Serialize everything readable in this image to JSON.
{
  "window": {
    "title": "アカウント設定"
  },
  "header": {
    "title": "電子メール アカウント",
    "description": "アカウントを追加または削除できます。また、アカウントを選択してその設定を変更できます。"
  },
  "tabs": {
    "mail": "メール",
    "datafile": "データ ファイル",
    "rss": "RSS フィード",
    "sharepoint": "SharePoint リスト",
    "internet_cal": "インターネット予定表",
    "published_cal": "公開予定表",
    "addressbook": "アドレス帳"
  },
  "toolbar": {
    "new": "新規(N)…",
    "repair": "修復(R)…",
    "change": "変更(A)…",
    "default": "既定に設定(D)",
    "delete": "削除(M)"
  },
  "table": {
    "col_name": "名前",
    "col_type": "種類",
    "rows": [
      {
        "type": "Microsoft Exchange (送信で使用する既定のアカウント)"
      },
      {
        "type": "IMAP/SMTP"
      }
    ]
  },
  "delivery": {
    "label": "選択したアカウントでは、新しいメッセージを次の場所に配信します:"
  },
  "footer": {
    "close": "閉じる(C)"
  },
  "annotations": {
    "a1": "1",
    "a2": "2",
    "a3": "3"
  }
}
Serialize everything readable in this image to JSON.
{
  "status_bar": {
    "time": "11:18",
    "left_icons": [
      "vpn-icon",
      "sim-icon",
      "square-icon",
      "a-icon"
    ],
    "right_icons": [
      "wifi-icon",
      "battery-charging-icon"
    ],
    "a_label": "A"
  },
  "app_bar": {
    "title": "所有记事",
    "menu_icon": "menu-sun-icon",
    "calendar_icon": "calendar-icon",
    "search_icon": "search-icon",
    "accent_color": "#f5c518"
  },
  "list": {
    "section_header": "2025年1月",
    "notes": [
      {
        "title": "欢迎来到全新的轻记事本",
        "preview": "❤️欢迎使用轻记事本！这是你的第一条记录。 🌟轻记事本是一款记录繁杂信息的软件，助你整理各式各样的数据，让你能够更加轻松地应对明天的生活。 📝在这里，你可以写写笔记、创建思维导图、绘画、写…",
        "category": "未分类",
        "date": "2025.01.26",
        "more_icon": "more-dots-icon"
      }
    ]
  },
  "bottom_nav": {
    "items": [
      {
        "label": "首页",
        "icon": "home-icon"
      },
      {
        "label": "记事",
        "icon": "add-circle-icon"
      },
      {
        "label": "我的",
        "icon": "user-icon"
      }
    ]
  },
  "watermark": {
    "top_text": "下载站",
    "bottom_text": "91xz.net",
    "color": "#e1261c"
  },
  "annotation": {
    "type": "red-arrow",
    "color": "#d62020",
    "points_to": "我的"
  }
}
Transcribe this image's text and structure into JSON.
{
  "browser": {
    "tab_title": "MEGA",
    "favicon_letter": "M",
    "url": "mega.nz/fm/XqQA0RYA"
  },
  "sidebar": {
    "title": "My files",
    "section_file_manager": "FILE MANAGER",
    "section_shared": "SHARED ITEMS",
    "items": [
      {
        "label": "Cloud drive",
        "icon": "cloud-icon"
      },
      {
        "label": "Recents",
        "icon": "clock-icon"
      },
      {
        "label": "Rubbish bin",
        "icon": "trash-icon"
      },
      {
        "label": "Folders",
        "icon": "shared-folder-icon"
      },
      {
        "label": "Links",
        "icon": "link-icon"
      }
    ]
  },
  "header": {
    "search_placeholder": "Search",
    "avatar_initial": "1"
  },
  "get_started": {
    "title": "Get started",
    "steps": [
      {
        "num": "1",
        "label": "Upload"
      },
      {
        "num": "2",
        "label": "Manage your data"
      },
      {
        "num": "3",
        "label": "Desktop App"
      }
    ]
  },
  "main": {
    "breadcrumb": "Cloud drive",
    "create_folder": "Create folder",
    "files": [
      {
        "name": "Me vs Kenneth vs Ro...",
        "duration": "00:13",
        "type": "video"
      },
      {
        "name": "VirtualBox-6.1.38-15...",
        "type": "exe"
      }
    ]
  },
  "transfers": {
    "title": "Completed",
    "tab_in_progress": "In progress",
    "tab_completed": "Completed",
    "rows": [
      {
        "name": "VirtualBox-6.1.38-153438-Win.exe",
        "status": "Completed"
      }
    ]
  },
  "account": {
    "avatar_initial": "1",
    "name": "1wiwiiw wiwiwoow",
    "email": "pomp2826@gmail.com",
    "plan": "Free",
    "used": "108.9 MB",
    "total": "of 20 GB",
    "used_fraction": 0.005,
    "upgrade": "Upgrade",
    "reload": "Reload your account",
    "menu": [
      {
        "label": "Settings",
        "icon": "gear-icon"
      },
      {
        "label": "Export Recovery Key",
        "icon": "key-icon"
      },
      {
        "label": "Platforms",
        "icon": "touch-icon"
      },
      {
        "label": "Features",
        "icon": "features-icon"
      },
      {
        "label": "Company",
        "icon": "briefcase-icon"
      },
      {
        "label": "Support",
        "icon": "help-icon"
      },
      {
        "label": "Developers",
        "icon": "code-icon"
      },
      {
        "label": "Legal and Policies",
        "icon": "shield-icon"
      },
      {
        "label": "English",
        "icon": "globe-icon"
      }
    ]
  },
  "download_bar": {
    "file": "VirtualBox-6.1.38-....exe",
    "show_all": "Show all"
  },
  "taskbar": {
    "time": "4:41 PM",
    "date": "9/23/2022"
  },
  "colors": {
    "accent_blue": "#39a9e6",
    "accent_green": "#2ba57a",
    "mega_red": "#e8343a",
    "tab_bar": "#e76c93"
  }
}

_ _ _ _ _

Aim »
Identify which lines contain the word "Completed" and copy each one.

Final answer »
    "title": "Completed",
    "tab_completed": "Completed",
        "status": "Completed"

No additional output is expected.